[Start of Source extract]
Improving your company's profitability by increasing productivity in today's global market is paramount. After all, you're competing with countries such as China and India that are getting better results with lower costs.

Whether it's integrating your processes, enhancing your marketing capacity with a customer database, better managing your receivables or improving supply chain management, the right technology enables you to dramatically improve how you run your business. Although it sometimes requires a significant investment, the long-term advantages ultimately far outweigh the initial costs.

Some typical applications
The best way to improve your business performance is to target internal processes that are managed individually and aim to manage all processes in an integrated way. These could be payroll, accounting, customer relationships, inventory control, production control, and communications to employees or clients. Here are some of the most common applications that you will find on the market:

ERP and accounting system
ERP stands for Enterprise Resources Planning.  This type of application was developed in the 90s and it has been used by small and large organizations around the world. ERP enables companies to break down traditional business silos, replacing them with tightly integrated structures including processes, human resources, technology and organization strategy. Typical application modules of an ERP are accounting, sales-marketing-client management, purchasing management, production management, costing, inventory control, and human resources management.

Supply chain management
The supply chain basically refers to all of the steps involved in getting a product or service to your customer. Apart from making sure that your own company is operating efficiently, you also have to ensure that other aspects of your supply chain, such as outsider suppliers, are also performing optimally. Supply chain software helps you automate your processes, and track information about orders and deliveries. For example, you could forecast demand and supply more accurately and be sure that your inventory can cover client orders.

Some of the benefits include:

  • Reducing errors by moving away from manual transactions
  • Speeding up delivery to customers and tracking their orders
  • Reducing warehouse space by improving inventory control
  • Lowering the costs of administration by using electronic means


Customer relationship management
A term often used in e-business is customer relationship management or CRM. CRM basically uses technology to give you more insight into customer needs and behaviour and to better manage your relationship with clients. For example, some companies use it to create personalized call centres where technology recognizes in-coming phone numbers and automatically calls up customer information for the representative taking the call. A CRM system could also allow travelling sales and repair personnel to use mobile wireless transfers to punch up information about customers.
[End of Source extract]
**Directive 1**
Count how many lines of the entries contain the string "如果圆柱的侧面展开图是相邻两边长分别为", treating case as significant, and reply with the number alone.
The passage on business technology and the entries that follow are unrelated to each other.
[Start of Dataset extract]
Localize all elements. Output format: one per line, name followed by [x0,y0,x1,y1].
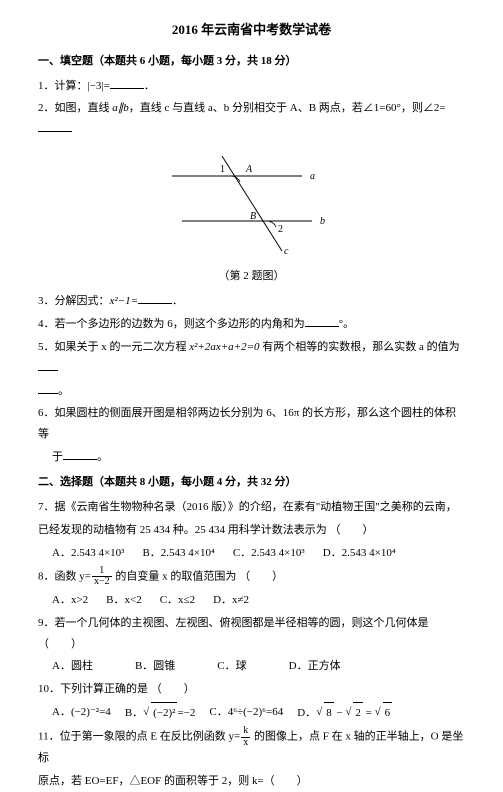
q7: 7．据《云南省生物物种名录（2016 版）》的介绍，在素有"动植物王国"之美称的… [38,497,465,518]
section2-heading: 二、选择题（本题共 8 小题，每小题 4 分，共 32 分） [38,472,465,493]
q4-blank [305,317,339,327]
q7-text-a: 据《云南省生物物种名录（2016 版）》的介绍，在素有"动植物王国"之美称的云南… [55,501,457,513]
svg-text:a: a [310,171,315,182]
svg-text:1: 1 [220,164,225,175]
q3-num: 3． [38,295,55,307]
q11-text-a: 位于第一象限的点 E 在反比例函数 y= [60,731,241,743]
q3-blank [138,294,172,304]
q11: 11．位于第一象限的点 E 在反比例函数 y=kx 的图像上，点 F 在 x 轴… [38,726,465,769]
q7-opt-a: A．2.543 4×10³ [52,543,124,564]
q5-line2: 。 [38,381,465,402]
q5-blank2 [38,384,58,394]
q8-num: 8． [38,570,55,582]
q6-blank [63,450,97,460]
q8-frac: 1x−2 [92,566,112,588]
svg-text:B: B [250,211,256,222]
q5-text-c: 。 [58,385,69,397]
q10-num: 10． [38,683,60,695]
q4: 4．若一个多边形的边数为 6，则这个多边形的内角和为 °。 [38,314,465,335]
q7-opt-b: B．2.543 4×10⁴ [142,543,214,564]
q8-options: A．x>2 B．x<2 C．x≤2 D．x≠2 [52,590,465,611]
q7-num: 7． [38,501,55,513]
q6-text-c: 。 [97,451,108,463]
q8-text-a: 函数 y= [55,570,91,582]
q3-expr: x²−1= [110,295,139,307]
q2-text-a: 如图，直线 [55,102,113,114]
q6: 6．如果圆柱的侧面展开图是相邻两边长分别为 6、16π 的长方形，那么这个圆柱的… [38,403,465,445]
q2-num: 2． [38,102,55,114]
q4-num: 4． [38,318,55,330]
q8-opt-b: B．x<2 [106,590,142,611]
q5-text-b: 有两个相等的实数根，那么实数 a 的值为 [260,341,460,353]
q4-text-a: 若一个多边形的边数为 6，则这个多边形的内角和为 [55,318,305,330]
q2-figure: 1 A a B 2 b c [38,146,465,264]
section1-heading: 一、填空题（本题共 6 小题，每小题 3 分，共 18 分） [38,51,465,72]
q7-line2: 已经发现的动植物有 25 434 种。25 434 用科学计数法表示为 （ ） [38,520,465,541]
q7-opt-c: C．2.543 4×10³ [233,543,305,564]
svg-text:b: b [320,216,325,227]
q8-text-b: 的自变量 x 的取值范围为 （ ） [113,570,284,582]
q10-opt-d: D．8 − 2 = 6 [297,702,392,724]
q9-opt-c: C．球 [217,656,246,677]
q9-num: 9． [38,617,55,629]
q3-text: 分解因式： [55,295,110,307]
svg-text:c: c [284,246,289,256]
q7-options: A．2.543 4×10³ B．2.543 4×10⁴ C．2.543 4×10… [52,543,465,564]
q9-opt-d: D．正方体 [289,656,341,677]
q2-caption: （第 2 题图） [38,266,465,287]
svg-text:2: 2 [278,224,283,235]
q8-opt-d: D．x≠2 [213,590,249,611]
q9-opt-b: B．圆锥 [135,656,175,677]
q11-frac: kx [241,726,250,748]
q4-text-b: °。 [339,318,354,330]
q6-text-b: 于 [52,451,63,463]
q2-text-b: ，直线 c 与直线 a、b 分别相交于 A、B 两点，若∠1=60°，则∠2= [129,102,446,114]
q1-num: 1． [38,80,55,92]
q8-opt-a: A．x>2 [52,590,88,611]
q2-ab: a∥b [112,102,129,114]
q5-expr: x²+2ax+a+2=0 [189,341,259,353]
q5-num: 5． [38,341,55,353]
q10-options: A．(−2)⁻²=4 B．(−2)²=−2 C．4⁶÷(−2)⁶=64 D．8 … [52,702,465,724]
q8-opt-c: C．x≤2 [160,590,195,611]
q9: 9．若一个几何体的主视图、左视图、俯视图都是半径相等的圆，则这个几何体是（ ） [38,613,465,655]
q6-num: 6． [38,407,55,419]
q1-text: 计算：|−3|= [55,80,110,92]
q6-text-a: 如果圆柱的侧面展开图是相邻两边长分别为 6、16π 的长方形，那么这个圆柱的体积… [38,407,456,440]
q10-opt-c: C．4⁶÷(−2)⁶=64 [209,702,283,724]
q2-blank [38,122,72,132]
q1-blank [110,79,144,89]
exam-title: 2016 年云南省中考数学试卷 [38,18,465,43]
q11-text-c: 原点，若 EO=EF，△EOF 的面积等于 2，则 k=（ ） [38,775,308,787]
q3: 3．分解因式：x²−1=． [38,291,465,312]
q7-text-b: 已经发现的动植物有 25 434 种。25 434 用科学计数法表示为 （ ） [38,524,374,536]
q9-opt-a: A．圆柱 [52,656,93,677]
svg-text:A: A [245,164,253,175]
q11-line2: 原点，若 EO=EF，△EOF 的面积等于 2，则 k=（ ） [38,771,465,792]
q10-opt-b: B．(−2)²=−2 [125,702,196,724]
q10-text: 下列计算正确的是 （ ） [60,683,195,695]
q11-num: 11． [38,731,60,743]
q9-options: A．圆柱 B．圆锥 C．球 D．正方体 [52,656,465,677]
q5-blank [38,361,58,371]
q7-opt-d: D．2.543 4×10⁴ [323,543,396,564]
q10-opt-a: A．(−2)⁻²=4 [52,702,111,724]
q5-text-a: 如果关于 x 的一元二次方程 [55,341,190,353]
q5: 5．如果关于 x 的一元二次方程 x²+2ax+a+2=0 有两个相等的实数根，… [38,337,465,379]
q8: 8．函数 y=1x−2 的自变量 x 的取值范围为 （ ） [38,566,465,588]
q1: 1．计算：|−3|=． [38,76,465,97]
q2: 2．如图，直线 a∥b，直线 c 与直线 a、b 分别相交于 A、B 两点，若∠… [38,98,465,140]
q9-text: 若一个几何体的主视图、左视图、俯视图都是半径相等的圆，则这个几何体是（ ） [38,617,429,650]
q10: 10．下列计算正确的是 （ ） [38,679,465,700]
q6-line2: 于。 [52,447,465,468]
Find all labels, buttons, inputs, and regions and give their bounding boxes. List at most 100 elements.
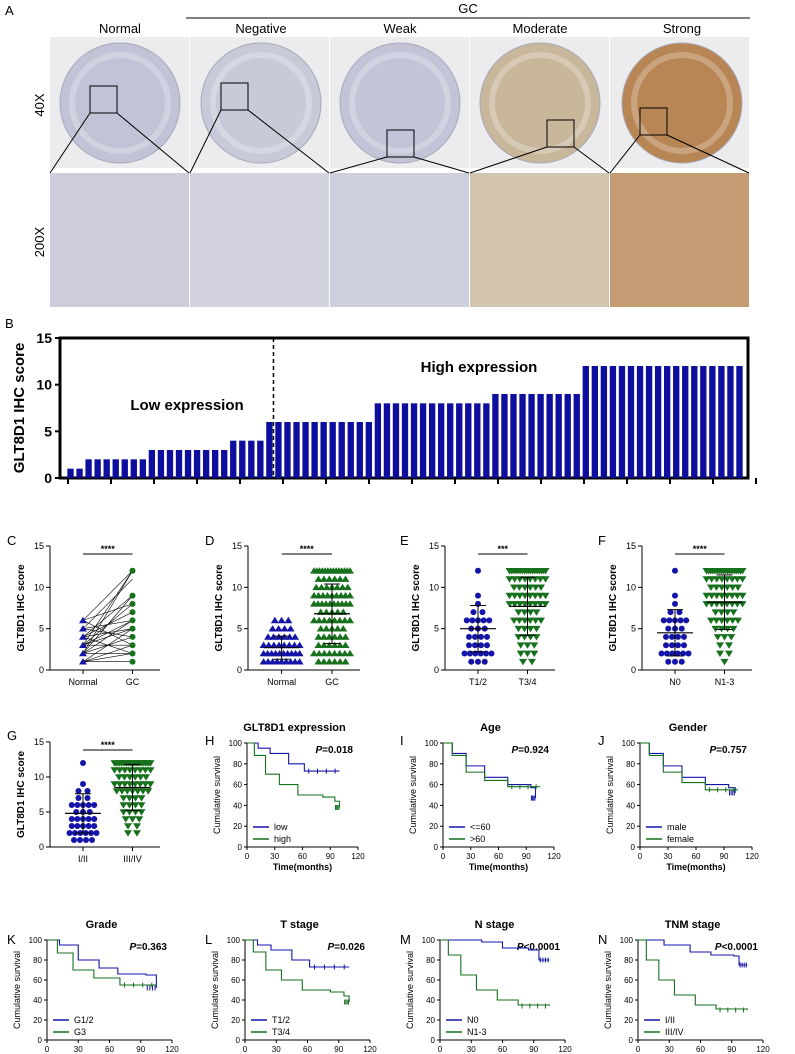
[End of Dataset extract]
**Directive 2**
Extend the passage on technology applications for improving business performance, starting right after its final sentence.

**Written reply 1**
2

**Written reply 2**
Some of the benefits include:

  • Better anticipating needs of clients based on historic trends
  • Targeted marketing that effectively reaches specific audiences
  • Increased sales through better client relationships

If CRM technology is not within your budget, then you can simply apply the basic practices. For example, in most businesses, entrepreneurs contact and deal with customers through a variety of different means including email, faxes, phone calls and letters. Putting this information together can help you improve customer service:

  • Keep track of how you're dealing with your customers (who said what to whom and when) with a simple spreadsheet.
  • Identify your top clients so that you can offer them special promotions.
  • Use the information to customize your products to the specific needs of customers.
  • Use the information to target value-added newsletters to specific clients.

Web 2.0
This is the evolution of the Web and electronic commerce; Web 2.0 is a concept supported by new technology.  It includes networking, blogs, podcasts and online social networks. SMEs can tap into technologies that enable them to communicate with customers and partners and encourage collaboration internally.

Peer-to-peer networking also known as P2P
Business owners can use this tool to share files with other companies and suppliers. This could be used to improve your supply chain and procurement process. For example, a company and its supplier could communicate using web services and update each other's inventory and respective catalogues that can then be integrated with their respective ERPs. This type of integration reduces cost of operation, increases productivity and reduces human errors.

Podcasts or video recordings
Entrepreneurs can rely on this medium to communicate to employees or specific customer groups and promote new products or features.

RSS (Really Simple Syndication)
You could have customers subscribe to online news, blogs or podcasts and deliver up-to-date information on what's going on in your business.

Social networking systems
These can be set up internally to enable employees to exchange information, skills and knowledge. You could use this type of technology to design, develop and innovate with your business products and processes.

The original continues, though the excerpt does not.